Objective: The entries are to be returned exactly, with images left out.

——

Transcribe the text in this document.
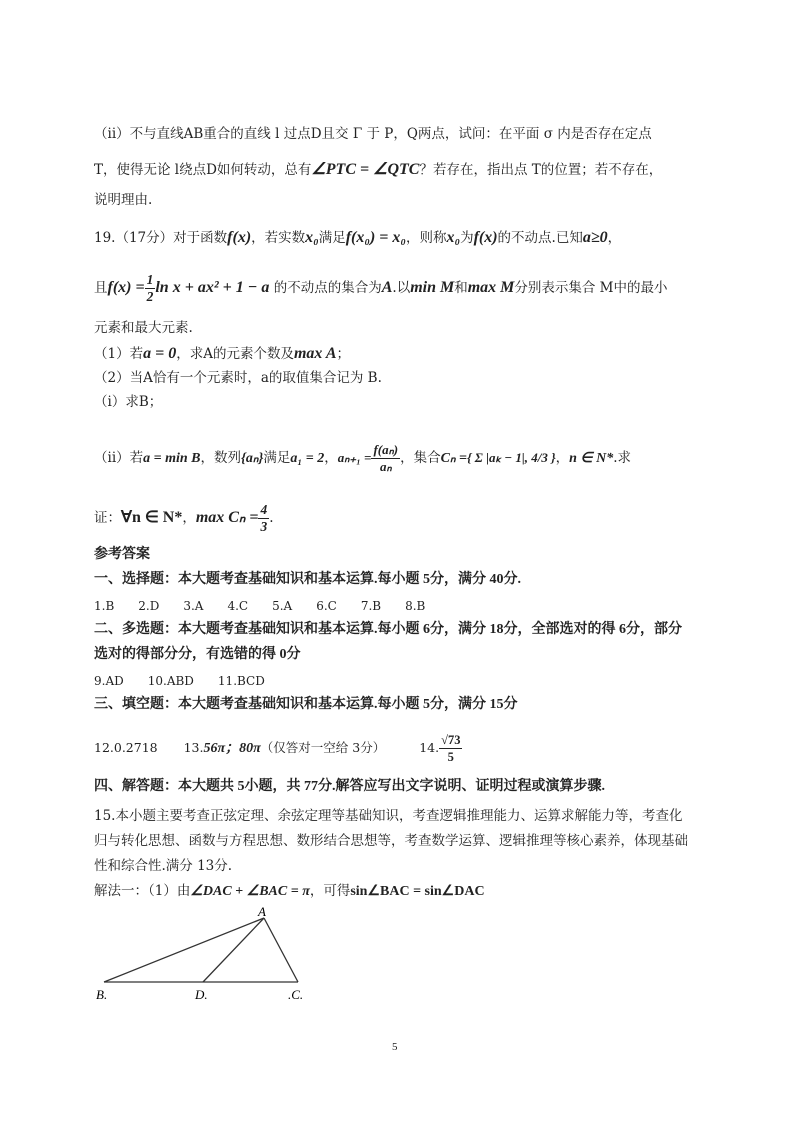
（ii）不与直线AB重合的直线 l 过点D且交 Γ 于 P，Q两点，试问：在平面 σ 内是否存在定点
T，使得无论 l绕点D如何转动，总有∠PTC = ∠QTC？若存在，指出点 T的位置；若不存在，
说明理由.
19.（17分）对于函数f(x)，若实数x₀满足f(x₀) = x₀，则称x₀为f(x)的不动点.已知a≥0，
且$f(x) = \frac{1}{2}$ ln x + ax² + 1 − a 的不动点的集合为A.以min M和max M分别表示集合 M中的最小
元素和最大元素.
（1）若a = 0，求A的元素个数及max A；
（2）当A恰有一个元素时，a的取值集合记为 B.
（i）求B；
（ii）若a = min B，数列{aₙ}满足a₁ = 2，$a_{n+1} = \frac{\text{f(aₙ)}}{\text{aₙ}}$ ，集合Cₙ ={ Σ |aₖ − 1|, 4/3 }，n ∈ N*.求
证：∀n ∈ N*，$\max C_n = \frac{4}{3}$ .
参考答案
一、选择题：本大题考查基础知识和基本运算.每小题 5分，满分 40分.
1.B　　2.D　　3.A　　4.C　　5.A　　6.C　　7.B　　8.B
二、多选题：本大题考查基础知识和基本运算.每小题 6分，满分 18分，全部选对的得 6分，部分
选对的得部分分，有选错的得 0分
9.AD　　10.ABD　　11.BCD
三、填空题：本大题考查基础知识和基本运算.每小题 5分，满分 15分
12.0.2718 13.56π；80π（仅答对一空给 3分）	14. $\frac{√73}{5}$
四、解答题：本大题共 5小题，共 77分.解答应写出文字说明、证明过程或演算步骤.
15.本小题主要考查正弦定理、余弦定理等基础知识，考查逻辑推理能力、运算求解能力等，考查化
归与转化思想、函数与方程思想、数形结合思想等，考查数学运算、逻辑推理等核心素养，体现基础
性和综合性.满分 13分.
解法一：（1）由∠DAC + ∠BAC = π，可得sin∠BAC = sin∠DAC
A
B.	D.	.C.
5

——

Solution to the exercise:
Transcribe the text in this document.
（ii）不与直线AB重合的直线 l 过点D且交 Γ 于 P，Q两点，试问：在平面 σ 内是否存在定点
T，使得无论 l绕点D如何转动，总有∠PTC = ∠QTC？若存在，指出点 T的位置；若不存在，
说明理由.
19.（17分）对于函数f(x)，若实数x₀满足f(x₀) = x₀，则称x₀为f(x)的不动点.已知a≥0，
且$f(x) = \frac{1}{2}$ ln x + ax² + 1 − a 的不动点的集合为A.以min M和max M分别表示集合 M中的最小
元素和最大元素.
（1）若a = 0，求A的元素个数及max A；
（2）当A恰有一个元素时，a的取值集合记为 B.
（i）求B；
（ii）若a = min B，数列{aₙ}满足a₁ = 2，$a_{n+1} = \frac{\text{f(aₙ)}}{\text{aₙ}}$ ，集合Cₙ ={ Σ |aₖ − 1|, 4/3 }，n ∈ N*.求
证：∀n ∈ N*，$\max C_n = \frac{4}{3}$ .
参考答案
一、选择题：本大题考查基础知识和基本运算.每小题 5分，满分 40分.
1.B　　2.D　　3.A　　4.C　　5.A　　6.C　　7.B　　8.B
二、多选题：本大题考查基础知识和基本运算.每小题 6分，满分 18分，全部选对的得 6分，部分
选对的得部分分，有选错的得 0分
9.AD　　10.ABD　　11.BCD
三、填空题：本大题考查基础知识和基本运算.每小题 5分，满分 15分
12.0.2718 13.56π；80π（仅答对一空给 3分）	14. $\frac{√73}{5}$
四、解答题：本大题共 5小题，共 77分.解答应写出文字说明、证明过程或演算步骤.
15.本小题主要考查正弦定理、余弦定理等基础知识，考查逻辑推理能力、运算求解能力等，考查化
归与转化思想、函数与方程思想、数形结合思想等，考查数学运算、逻辑推理等核心素养，体现基础
性和综合性.满分 13分.
解法一：（1）由∠DAC + ∠BAC = π，可得sin∠BAC = sin∠DAC
A
B.	D.	.C.
5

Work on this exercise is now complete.